_Task directions_
Please extract the lines from the first one through the line containing "The flat connecting surface 21", including both ends, and repeat them word for word.

╭─ Input rows

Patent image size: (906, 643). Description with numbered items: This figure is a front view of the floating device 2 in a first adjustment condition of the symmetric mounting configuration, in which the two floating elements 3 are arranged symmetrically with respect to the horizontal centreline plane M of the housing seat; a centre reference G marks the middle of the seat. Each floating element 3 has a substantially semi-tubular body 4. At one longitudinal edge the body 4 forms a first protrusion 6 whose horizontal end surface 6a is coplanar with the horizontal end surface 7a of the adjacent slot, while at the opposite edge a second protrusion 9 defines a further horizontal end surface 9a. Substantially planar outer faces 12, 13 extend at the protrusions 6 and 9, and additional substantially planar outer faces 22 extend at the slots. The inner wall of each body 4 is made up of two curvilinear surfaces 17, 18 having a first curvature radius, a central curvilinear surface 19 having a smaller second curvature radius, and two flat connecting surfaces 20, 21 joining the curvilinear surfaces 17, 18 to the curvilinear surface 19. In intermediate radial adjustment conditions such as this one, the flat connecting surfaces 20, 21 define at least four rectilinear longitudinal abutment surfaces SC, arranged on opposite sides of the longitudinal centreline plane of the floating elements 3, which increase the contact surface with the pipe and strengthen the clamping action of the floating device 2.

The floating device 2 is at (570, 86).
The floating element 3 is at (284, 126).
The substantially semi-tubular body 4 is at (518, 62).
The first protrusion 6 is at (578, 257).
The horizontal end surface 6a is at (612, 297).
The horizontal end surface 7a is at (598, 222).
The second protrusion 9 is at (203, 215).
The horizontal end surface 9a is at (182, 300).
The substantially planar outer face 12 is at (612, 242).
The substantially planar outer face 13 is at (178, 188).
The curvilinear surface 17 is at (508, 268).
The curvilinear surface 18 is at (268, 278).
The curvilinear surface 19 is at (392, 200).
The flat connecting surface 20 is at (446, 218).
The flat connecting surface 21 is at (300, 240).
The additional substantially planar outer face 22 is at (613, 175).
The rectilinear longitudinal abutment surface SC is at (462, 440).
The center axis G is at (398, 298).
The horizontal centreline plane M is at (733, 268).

╰─

_Output_
Patent image size: (906, 643). Description with numbered items: This figure is a front view of the floating device 2 in a first adjustment condition of the symmetric mounting configuration, in which the two floating elements 3 are arranged symmetrically with respect to the horizontal centreline plane M of the housing seat; a centre reference G marks the middle of the seat. Each floating element 3 has a substantially semi-tubular body 4. At one longitudinal edge the body 4 forms a first protrusion 6 whose horizontal end surface 6a is coplanar with the horizontal end surface 7a of the adjacent slot, while at the opposite edge a second protrusion 9 defines a further horizontal end surface 9a. Substantially planar outer faces 12, 13 extend at the protrusions 6 and 9, and additional substantially planar outer faces 22 extend at the slots. The inner wall of each body 4 is made up of two curvilinear surfaces 17, 18 having a first curvature radius, a central curvilinear surface 19 having a smaller second curvature radius, and two flat connecting surfaces 20, 21 joining the curvilinear surfaces 17, 18 to the curvilinear surface 19. In intermediate radial adjustment conditions such as this one, the flat connecting surfaces 20, 21 define at least four rectilinear longitudinal abutment surfaces SC, arranged on opposite sides of the longitudinal centreline plane of the floating elements 3, which increase the contact surface with the pipe and strengthen the clamping action of the floating device 2.

The floating device 2 is at (570, 86).
The floating element 3 is at (284, 126).
The substantially semi-tubular body 4 is at (518, 62).
The first protrusion 6 is at (578, 257).
The horizontal end surface 6a is at (612, 297).
The horizontal end surface 7a is at (598, 222).
The second protrusion 9 is at (203, 215).
The horizontal end surface 9a is at (182, 300).
The substantially planar outer face 12 is at (612, 242).
The substantially planar outer face 13 is at (178, 188).
The curvilinear surface 17 is at (508, 268).
The curvilinear surface 18 is at (268, 278).
The curvilinear surface 19 is at (392, 200).
The flat connecting surface 20 is at (446, 218).
The flat connecting surface 21 is at (300, 240).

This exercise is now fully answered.